▶ _Task description_: Show every line below where "used" can be found.

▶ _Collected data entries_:
────────────────────────────────────────

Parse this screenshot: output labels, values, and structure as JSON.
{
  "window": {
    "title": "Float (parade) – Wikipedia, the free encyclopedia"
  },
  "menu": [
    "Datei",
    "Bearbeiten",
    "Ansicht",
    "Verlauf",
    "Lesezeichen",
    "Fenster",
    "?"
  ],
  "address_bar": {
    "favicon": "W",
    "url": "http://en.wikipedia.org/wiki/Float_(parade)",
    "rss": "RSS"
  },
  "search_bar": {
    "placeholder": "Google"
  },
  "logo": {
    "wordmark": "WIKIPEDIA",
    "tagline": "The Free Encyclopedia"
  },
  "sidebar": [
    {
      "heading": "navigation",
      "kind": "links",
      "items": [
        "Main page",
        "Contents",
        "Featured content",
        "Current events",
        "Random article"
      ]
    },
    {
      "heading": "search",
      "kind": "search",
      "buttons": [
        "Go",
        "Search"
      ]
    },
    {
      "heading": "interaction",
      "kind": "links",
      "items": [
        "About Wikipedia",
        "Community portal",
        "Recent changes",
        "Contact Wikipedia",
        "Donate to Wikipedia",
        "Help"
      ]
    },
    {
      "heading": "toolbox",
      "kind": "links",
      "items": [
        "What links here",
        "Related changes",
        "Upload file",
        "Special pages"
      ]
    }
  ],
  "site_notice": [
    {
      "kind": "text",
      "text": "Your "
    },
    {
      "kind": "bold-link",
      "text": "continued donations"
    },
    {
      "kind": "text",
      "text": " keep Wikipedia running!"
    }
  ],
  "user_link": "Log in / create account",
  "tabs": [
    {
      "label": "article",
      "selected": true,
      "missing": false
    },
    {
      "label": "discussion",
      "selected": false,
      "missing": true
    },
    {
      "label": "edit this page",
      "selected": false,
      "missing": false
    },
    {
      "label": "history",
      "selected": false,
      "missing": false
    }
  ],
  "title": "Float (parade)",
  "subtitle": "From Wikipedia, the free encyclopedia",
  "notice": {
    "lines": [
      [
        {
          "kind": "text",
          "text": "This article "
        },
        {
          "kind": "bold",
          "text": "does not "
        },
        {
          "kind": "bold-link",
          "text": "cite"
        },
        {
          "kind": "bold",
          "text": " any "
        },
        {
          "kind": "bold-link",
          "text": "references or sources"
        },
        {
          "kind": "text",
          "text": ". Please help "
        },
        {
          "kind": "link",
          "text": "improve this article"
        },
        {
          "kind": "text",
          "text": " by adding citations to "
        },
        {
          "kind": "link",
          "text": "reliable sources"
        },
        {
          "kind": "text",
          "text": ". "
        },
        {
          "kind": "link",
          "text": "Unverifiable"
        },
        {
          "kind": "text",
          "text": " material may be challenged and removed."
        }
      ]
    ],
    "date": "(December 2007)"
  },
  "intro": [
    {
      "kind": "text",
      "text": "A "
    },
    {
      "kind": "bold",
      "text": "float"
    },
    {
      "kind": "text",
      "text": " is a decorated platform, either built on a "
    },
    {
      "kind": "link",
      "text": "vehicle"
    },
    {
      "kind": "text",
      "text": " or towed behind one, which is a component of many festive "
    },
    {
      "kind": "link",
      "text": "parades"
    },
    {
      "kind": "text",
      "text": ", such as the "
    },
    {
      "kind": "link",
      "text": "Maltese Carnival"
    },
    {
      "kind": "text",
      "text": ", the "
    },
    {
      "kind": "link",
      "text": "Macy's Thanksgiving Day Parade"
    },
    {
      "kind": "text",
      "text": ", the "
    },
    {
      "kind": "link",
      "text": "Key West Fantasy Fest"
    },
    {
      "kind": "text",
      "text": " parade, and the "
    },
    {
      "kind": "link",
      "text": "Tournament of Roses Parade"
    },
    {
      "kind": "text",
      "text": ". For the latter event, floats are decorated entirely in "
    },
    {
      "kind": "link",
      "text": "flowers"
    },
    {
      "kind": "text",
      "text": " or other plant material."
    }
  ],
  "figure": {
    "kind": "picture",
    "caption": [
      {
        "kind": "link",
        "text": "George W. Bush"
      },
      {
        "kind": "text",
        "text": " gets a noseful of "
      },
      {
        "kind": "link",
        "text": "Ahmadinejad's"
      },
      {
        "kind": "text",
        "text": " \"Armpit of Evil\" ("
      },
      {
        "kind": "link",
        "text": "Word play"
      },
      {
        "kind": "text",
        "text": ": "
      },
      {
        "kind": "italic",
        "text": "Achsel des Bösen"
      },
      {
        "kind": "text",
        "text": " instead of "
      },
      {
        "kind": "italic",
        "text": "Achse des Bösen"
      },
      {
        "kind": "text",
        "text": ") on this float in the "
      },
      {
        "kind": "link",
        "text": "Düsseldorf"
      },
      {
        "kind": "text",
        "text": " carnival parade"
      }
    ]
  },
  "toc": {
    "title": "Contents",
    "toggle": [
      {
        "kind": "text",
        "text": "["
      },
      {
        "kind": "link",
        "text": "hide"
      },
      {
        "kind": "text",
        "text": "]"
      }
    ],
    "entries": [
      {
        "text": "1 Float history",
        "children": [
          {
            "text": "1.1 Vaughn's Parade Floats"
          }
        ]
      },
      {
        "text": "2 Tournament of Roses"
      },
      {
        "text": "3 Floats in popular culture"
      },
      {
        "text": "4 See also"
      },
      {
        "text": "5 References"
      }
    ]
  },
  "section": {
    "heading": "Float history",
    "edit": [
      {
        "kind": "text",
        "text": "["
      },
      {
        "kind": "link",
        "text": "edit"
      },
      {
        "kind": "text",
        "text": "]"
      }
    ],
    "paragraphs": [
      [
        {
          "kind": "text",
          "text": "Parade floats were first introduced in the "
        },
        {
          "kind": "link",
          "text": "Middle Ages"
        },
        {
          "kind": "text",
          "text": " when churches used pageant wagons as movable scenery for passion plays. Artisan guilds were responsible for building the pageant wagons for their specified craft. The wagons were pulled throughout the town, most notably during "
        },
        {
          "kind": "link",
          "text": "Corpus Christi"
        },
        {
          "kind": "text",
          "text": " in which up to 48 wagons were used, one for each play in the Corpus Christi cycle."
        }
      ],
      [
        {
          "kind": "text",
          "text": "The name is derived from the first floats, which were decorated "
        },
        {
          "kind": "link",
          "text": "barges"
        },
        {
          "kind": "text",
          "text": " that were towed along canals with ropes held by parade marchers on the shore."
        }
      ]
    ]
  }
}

────────────────────────────────────────

▶ _Expected answer_:
          "text": " when churches used pageant wagons as movable scenery for passion plays. Artisan guilds were responsible for building the pageant wagons for their specified craft. The wagons were pulled throughout the town, most notably during "
          "text": " in which up to 48 wagons were used, one for each play in the Corpus Christi cycle."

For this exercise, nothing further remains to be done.